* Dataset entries
— start —

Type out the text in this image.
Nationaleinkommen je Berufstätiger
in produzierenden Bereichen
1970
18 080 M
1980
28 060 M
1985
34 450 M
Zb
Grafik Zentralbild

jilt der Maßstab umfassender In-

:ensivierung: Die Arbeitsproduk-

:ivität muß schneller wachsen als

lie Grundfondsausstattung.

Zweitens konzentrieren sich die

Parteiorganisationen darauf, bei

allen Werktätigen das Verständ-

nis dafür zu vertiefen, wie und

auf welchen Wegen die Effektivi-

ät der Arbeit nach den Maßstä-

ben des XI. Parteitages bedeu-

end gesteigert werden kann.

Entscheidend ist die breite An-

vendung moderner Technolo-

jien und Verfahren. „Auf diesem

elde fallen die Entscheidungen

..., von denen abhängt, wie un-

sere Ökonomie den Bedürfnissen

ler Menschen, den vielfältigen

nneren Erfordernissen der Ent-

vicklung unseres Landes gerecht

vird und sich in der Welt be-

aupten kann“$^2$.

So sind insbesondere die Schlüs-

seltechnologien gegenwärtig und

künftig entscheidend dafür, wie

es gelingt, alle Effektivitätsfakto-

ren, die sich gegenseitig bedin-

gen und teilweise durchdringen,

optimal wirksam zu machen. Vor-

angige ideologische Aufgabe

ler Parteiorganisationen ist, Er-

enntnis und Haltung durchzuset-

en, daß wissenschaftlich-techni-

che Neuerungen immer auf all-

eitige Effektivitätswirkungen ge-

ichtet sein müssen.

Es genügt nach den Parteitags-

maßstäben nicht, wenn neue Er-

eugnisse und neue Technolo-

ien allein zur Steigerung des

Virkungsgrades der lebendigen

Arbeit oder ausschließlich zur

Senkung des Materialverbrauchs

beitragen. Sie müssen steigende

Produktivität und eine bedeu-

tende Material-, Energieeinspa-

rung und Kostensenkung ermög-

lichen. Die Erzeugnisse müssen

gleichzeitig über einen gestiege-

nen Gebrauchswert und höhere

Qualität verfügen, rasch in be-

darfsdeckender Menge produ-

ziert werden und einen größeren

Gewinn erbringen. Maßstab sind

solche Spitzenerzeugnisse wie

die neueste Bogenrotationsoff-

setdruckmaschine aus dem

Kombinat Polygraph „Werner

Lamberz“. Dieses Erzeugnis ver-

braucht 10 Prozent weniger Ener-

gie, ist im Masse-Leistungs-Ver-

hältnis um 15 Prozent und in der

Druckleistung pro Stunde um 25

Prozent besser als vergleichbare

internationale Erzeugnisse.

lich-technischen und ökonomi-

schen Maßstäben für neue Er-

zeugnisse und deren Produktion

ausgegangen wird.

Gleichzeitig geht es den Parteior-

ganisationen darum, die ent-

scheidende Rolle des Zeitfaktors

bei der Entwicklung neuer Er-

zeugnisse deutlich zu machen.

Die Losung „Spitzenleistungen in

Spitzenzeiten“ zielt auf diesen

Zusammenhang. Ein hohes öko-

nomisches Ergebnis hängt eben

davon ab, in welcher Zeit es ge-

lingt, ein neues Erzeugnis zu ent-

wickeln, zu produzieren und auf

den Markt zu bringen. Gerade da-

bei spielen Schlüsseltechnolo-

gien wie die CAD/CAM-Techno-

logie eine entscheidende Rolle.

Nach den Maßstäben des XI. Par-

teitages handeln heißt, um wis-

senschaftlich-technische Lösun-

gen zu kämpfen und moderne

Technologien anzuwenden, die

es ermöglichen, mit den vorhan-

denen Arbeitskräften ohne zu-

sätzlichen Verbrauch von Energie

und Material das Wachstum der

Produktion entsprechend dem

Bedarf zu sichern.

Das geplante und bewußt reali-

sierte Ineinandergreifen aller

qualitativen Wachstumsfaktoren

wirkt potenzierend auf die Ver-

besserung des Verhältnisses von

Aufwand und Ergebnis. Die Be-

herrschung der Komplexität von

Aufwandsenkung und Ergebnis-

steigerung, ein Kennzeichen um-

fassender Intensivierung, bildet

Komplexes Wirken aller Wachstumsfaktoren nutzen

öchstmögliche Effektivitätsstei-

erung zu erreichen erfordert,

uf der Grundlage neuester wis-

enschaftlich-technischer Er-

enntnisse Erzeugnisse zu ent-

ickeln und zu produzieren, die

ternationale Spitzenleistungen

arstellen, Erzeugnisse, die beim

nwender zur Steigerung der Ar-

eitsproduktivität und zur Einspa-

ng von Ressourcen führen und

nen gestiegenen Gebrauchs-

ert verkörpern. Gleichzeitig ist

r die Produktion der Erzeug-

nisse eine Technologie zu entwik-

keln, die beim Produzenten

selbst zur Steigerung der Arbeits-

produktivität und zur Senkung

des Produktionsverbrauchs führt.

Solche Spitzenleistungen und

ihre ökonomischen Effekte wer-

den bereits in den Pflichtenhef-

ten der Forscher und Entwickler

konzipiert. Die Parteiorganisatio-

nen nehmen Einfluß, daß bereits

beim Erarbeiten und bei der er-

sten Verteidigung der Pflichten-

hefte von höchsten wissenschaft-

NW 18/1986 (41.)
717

— end —

Print the listing above in its entirety, with every line exact.

* FINISHED EXERCISE
Type out the text in this image.
Nationaleinkommen je Berufstätiger
in produzierenden Bereichen
1970
18 080 M
1980
28 060 M
1985
34 450 M
Zb
Grafik Zentralbild

jilt der Maßstab umfassender In-

:ensivierung: Die Arbeitsproduk-

:ivität muß schneller wachsen als

lie Grundfondsausstattung.

Zweitens konzentrieren sich die

Parteiorganisationen darauf, bei

allen Werktätigen das Verständ-

nis dafür zu vertiefen, wie und

auf welchen Wegen die Effektivi-

ät der Arbeit nach den Maßstä-

ben des XI. Parteitages bedeu-

end gesteigert werden kann.

Entscheidend ist die breite An-

vendung moderner Technolo-

jien und Verfahren. „Auf diesem

elde fallen die Entscheidungen

..., von denen abhängt, wie un-

sere Ökonomie den Bedürfnissen

ler Menschen, den vielfältigen

nneren Erfordernissen der Ent-

vicklung unseres Landes gerecht

vird und sich in der Welt be-

aupten kann“$^2$.

So sind insbesondere die Schlüs-

seltechnologien gegenwärtig und

künftig entscheidend dafür, wie

es gelingt, alle Effektivitätsfakto-

ren, die sich gegenseitig bedin-

gen und teilweise durchdringen,

optimal wirksam zu machen. Vor-

angige ideologische Aufgabe

ler Parteiorganisationen ist, Er-

enntnis und Haltung durchzuset-

en, daß wissenschaftlich-techni-

che Neuerungen immer auf all-

eitige Effektivitätswirkungen ge-

ichtet sein müssen.

Es genügt nach den Parteitags-

maßstäben nicht, wenn neue Er-

eugnisse und neue Technolo-

ien allein zur Steigerung des

Virkungsgrades der lebendigen

Arbeit oder ausschließlich zur

Senkung des Materialverbrauchs

beitragen. Sie müssen steigende

Produktivität und eine bedeu-

tende Material-, Energieeinspa-

rung und Kostensenkung ermög-

lichen. Die Erzeugnisse müssen

gleichzeitig über einen gestiege-

nen Gebrauchswert und höhere

Qualität verfügen, rasch in be-

darfsdeckender Menge produ-

ziert werden und einen größeren

Gewinn erbringen. Maßstab sind

solche Spitzenerzeugnisse wie

die neueste Bogenrotationsoff-

setdruckmaschine aus dem

Kombinat Polygraph „Werner

Lamberz“. Dieses Erzeugnis ver-

braucht 10 Prozent weniger Ener-

gie, ist im Masse-Leistungs-Ver-

hältnis um 15 Prozent und in der

Druckleistung pro Stunde um 25

Prozent besser als vergleichbare

internationale Erzeugnisse.

lich-technischen und ökonomi-

schen Maßstäben für neue Er-

zeugnisse und deren Produktion

ausgegangen wird.

Gleichzeitig geht es den Parteior-

ganisationen darum, die ent-

scheidende Rolle des Zeitfaktors

bei der Entwicklung neuer Er-

zeugnisse deutlich zu machen.

Die Losung „Spitzenleistungen in

Spitzenzeiten“ zielt auf diesen

Zusammenhang. Ein hohes öko-

nomisches Ergebnis hängt eben

davon ab, in welcher Zeit es ge-

lingt, ein neues Erzeugnis zu ent-

wickeln, zu produzieren und auf

den Markt zu bringen. Gerade da-

bei spielen Schlüsseltechnolo-

gien wie die CAD/CAM-Techno-

logie eine entscheidende Rolle.

Nach den Maßstäben des XI. Par-

teitages handeln heißt, um wis-

senschaftlich-technische Lösun-

gen zu kämpfen und moderne

Technologien anzuwenden, die

es ermöglichen, mit den vorhan-

denen Arbeitskräften ohne zu-

sätzlichen Verbrauch von Energie

und Material das Wachstum der

Produktion entsprechend dem

Bedarf zu sichern.

Das geplante und bewußt reali-

sierte Ineinandergreifen aller

qualitativen Wachstumsfaktoren

wirkt potenzierend auf die Ver-

besserung des Verhältnisses von

Aufwand und Ergebnis. Die Be-

herrschung der Komplexität von

Aufwandsenkung und Ergebnis-

steigerung, ein Kennzeichen um-

fassender Intensivierung, bildet

Komplexes Wirken aller Wachstumsfaktoren nutzen

öchstmögliche Effektivitätsstei-

erung zu erreichen erfordert,

uf der Grundlage neuester wis-

enschaftlich-technischer Er-

enntnisse Erzeugnisse zu ent-

ickeln und zu produzieren, die

ternationale Spitzenleistungen

arstellen, Erzeugnisse, die beim

nwender zur Steigerung der Ar-

eitsproduktivität und zur Einspa-

ng von Ressourcen führen und

nen gestiegenen Gebrauchs-

ert verkörpern. Gleichzeitig ist

r die Produktion der Erzeug-

nisse eine Technologie zu entwik-

keln, die beim Produzenten

selbst zur Steigerung der Arbeits-

produktivität und zur Senkung

des Produktionsverbrauchs führt.

Solche Spitzenleistungen und

ihre ökonomischen Effekte wer-

den bereits in den Pflichtenhef-

ten der Forscher und Entwickler

konzipiert. Die Parteiorganisatio-

nen nehmen Einfluß, daß bereits

beim Erarbeiten und bei der er-

sten Verteidigung der Pflichten-

hefte von höchsten wissenschaft-

NW 18/1986 (41.)
717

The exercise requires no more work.